▶ Input for this task
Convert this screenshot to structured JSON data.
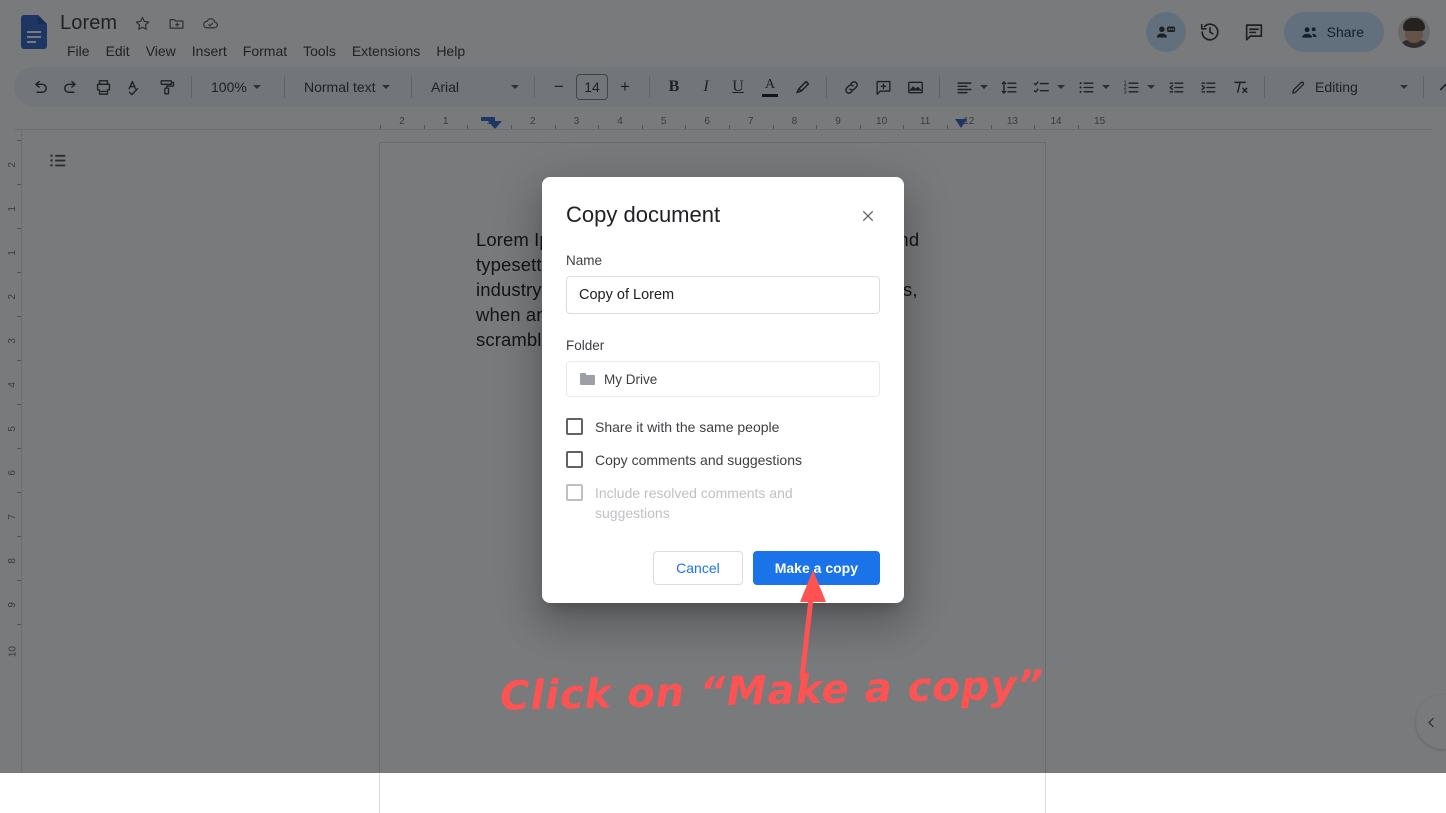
{
  "app": {
    "doc_title": "Lorem",
    "title_icons": [
      "star-icon",
      "move-to-folder-icon",
      "cloud-saved-icon"
    ],
    "menus": [
      "File",
      "Edit",
      "View",
      "Insert",
      "Format",
      "Tools",
      "Extensions",
      "Help"
    ],
    "header_actions": {
      "present_label": "present-icon",
      "history_label": "version-history-icon",
      "comments_label": "comments-icon",
      "share_label": "Share",
      "avatar_label": "avatar"
    }
  },
  "toolbar": {
    "undo": "undo-icon",
    "redo": "redo-icon",
    "print": "print-icon",
    "spellcheck": "spellcheck-icon",
    "paint_format": "paint-format-icon",
    "zoom_value": "100%",
    "style_value": "Normal text",
    "font_value": "Arial",
    "font_size_value": "14",
    "decrease_font": "−",
    "increase_font": "+",
    "bold": "B",
    "italic": "I",
    "underline": "U",
    "text_color": "A",
    "highlight": "highlight-icon",
    "link": "link-icon",
    "comment": "add-comment-icon",
    "image": "insert-image-icon",
    "align": "align-icon",
    "line_spacing": "line-spacing-icon",
    "checklist": "checklist-icon",
    "bulleted_list": "bulleted-list-icon",
    "numbered_list": "numbered-list-icon",
    "decrease_indent": "decrease-indent-icon",
    "increase_indent": "increase-indent-icon",
    "clear_formatting": "clear-formatting-icon",
    "mode_value": "Editing",
    "collapse": "collapse-toolbar-icon"
  },
  "ruler": {
    "h_labels": [
      "2",
      "1",
      "1",
      "2",
      "3",
      "4",
      "5",
      "6",
      "7",
      "8",
      "9",
      "10",
      "11",
      "12",
      "13",
      "14",
      "15"
    ],
    "v_labels": [
      "2",
      "1",
      "1",
      "2",
      "3",
      "4",
      "5",
      "6",
      "7",
      "8",
      "9",
      "10"
    ]
  },
  "document": {
    "outline_icon": "document-outline-icon",
    "paragraph": "Lorem Ipsum is simply dummy text of the printing and typesetting industry. Lorem Ipsum has been the industry's standard dummy text ever since the 1500s, when an unknown printer took a galley of type and scrambled it to make a type specimen book."
  },
  "collapse_pill": {
    "icon": "chevron-left-icon"
  },
  "dialog": {
    "title": "Copy document",
    "close_icon": "close-icon",
    "name_label": "Name",
    "name_value": "Copy of Lorem",
    "folder_label": "Folder",
    "folder_value": "My Drive",
    "checkboxes": [
      {
        "label": "Share it with the same people",
        "checked": false,
        "disabled": false
      },
      {
        "label": "Copy comments and suggestions",
        "checked": false,
        "disabled": false
      },
      {
        "label": "Include resolved comments and suggestions",
        "checked": false,
        "disabled": true
      }
    ],
    "cancel_label": "Cancel",
    "primary_label": "Make a copy"
  },
  "annotation": {
    "text": "Click on “Make a copy”",
    "color": "#ff5252"
  },
  "colors": {
    "primary_blue": "#1a73e8",
    "toolbar_bg": "#edf2fa",
    "share_bg": "#c2e7ff",
    "annotation_red": "#ff5252"
  }
}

▶ Exercise
Omit the pictures. Output every record above word for word.

▶ The result
Convert this screenshot to structured JSON data.
{
  "app": {
    "doc_title": "Lorem",
    "title_icons": [
      "star-icon",
      "move-to-folder-icon",
      "cloud-saved-icon"
    ],
    "menus": [
      "File",
      "Edit",
      "View",
      "Insert",
      "Format",
      "Tools",
      "Extensions",
      "Help"
    ],
    "header_actions": {
      "present_label": "present-icon",
      "history_label": "version-history-icon",
      "comments_label": "comments-icon",
      "share_label": "Share",
      "avatar_label": "avatar"
    }
  },
  "toolbar": {
    "undo": "undo-icon",
    "redo": "redo-icon",
    "print": "print-icon",
    "spellcheck": "spellcheck-icon",
    "paint_format": "paint-format-icon",
    "zoom_value": "100%",
    "style_value": "Normal text",
    "font_value": "Arial",
    "font_size_value": "14",
    "decrease_font": "−",
    "increase_font": "+",
    "bold": "B",
    "italic": "I",
    "underline": "U",
    "text_color": "A",
    "highlight": "highlight-icon",
    "link": "link-icon",
    "comment": "add-comment-icon",
    "image": "insert-image-icon",
    "align": "align-icon",
    "line_spacing": "line-spacing-icon",
    "checklist": "checklist-icon",
    "bulleted_list": "bulleted-list-icon",
    "numbered_list": "numbered-list-icon",
    "decrease_indent": "decrease-indent-icon",
    "increase_indent": "increase-indent-icon",
    "clear_formatting": "clear-formatting-icon",
    "mode_value": "Editing",
    "collapse": "collapse-toolbar-icon"
  },
  "ruler": {
    "h_labels": [
      "2",
      "1",
      "1",
      "2",
      "3",
      "4",
      "5",
      "6",
      "7",
      "8",
      "9",
      "10",
      "11",
      "12",
      "13",
      "14",
      "15"
    ],
    "v_labels": [
      "2",
      "1",
      "1",
      "2",
      "3",
      "4",
      "5",
      "6",
      "7",
      "8",
      "9",
      "10"
    ]
  },
  "document": {
    "outline_icon": "document-outline-icon",
    "paragraph": "Lorem Ipsum is simply dummy text of the printing and typesetting industry. Lorem Ipsum has been the industry's standard dummy text ever since the 1500s, when an unknown printer took a galley of type and scrambled it to make a type specimen book."
  },
  "collapse_pill": {
    "icon": "chevron-left-icon"
  },
  "dialog": {
    "title": "Copy document",
    "close_icon": "close-icon",
    "name_label": "Name",
    "name_value": "Copy of Lorem",
    "folder_label": "Folder",
    "folder_value": "My Drive",
    "checkboxes": [
      {
        "label": "Share it with the same people",
        "checked": false,
        "disabled": false
      },
      {
        "label": "Copy comments and suggestions",
        "checked": false,
        "disabled": false
      },
      {
        "label": "Include resolved comments and suggestions",
        "checked": false,
        "disabled": true
      }
    ],
    "cancel_label": "Cancel",
    "primary_label": "Make a copy"
  },
  "annotation": {
    "text": "Click on “Make a copy”",
    "color": "#ff5252"
  },
  "colors": {
    "primary_blue": "#1a73e8",
    "toolbar_bg": "#edf2fa",
    "share_bg": "#c2e7ff",
    "annotation_red": "#ff5252"
  }
}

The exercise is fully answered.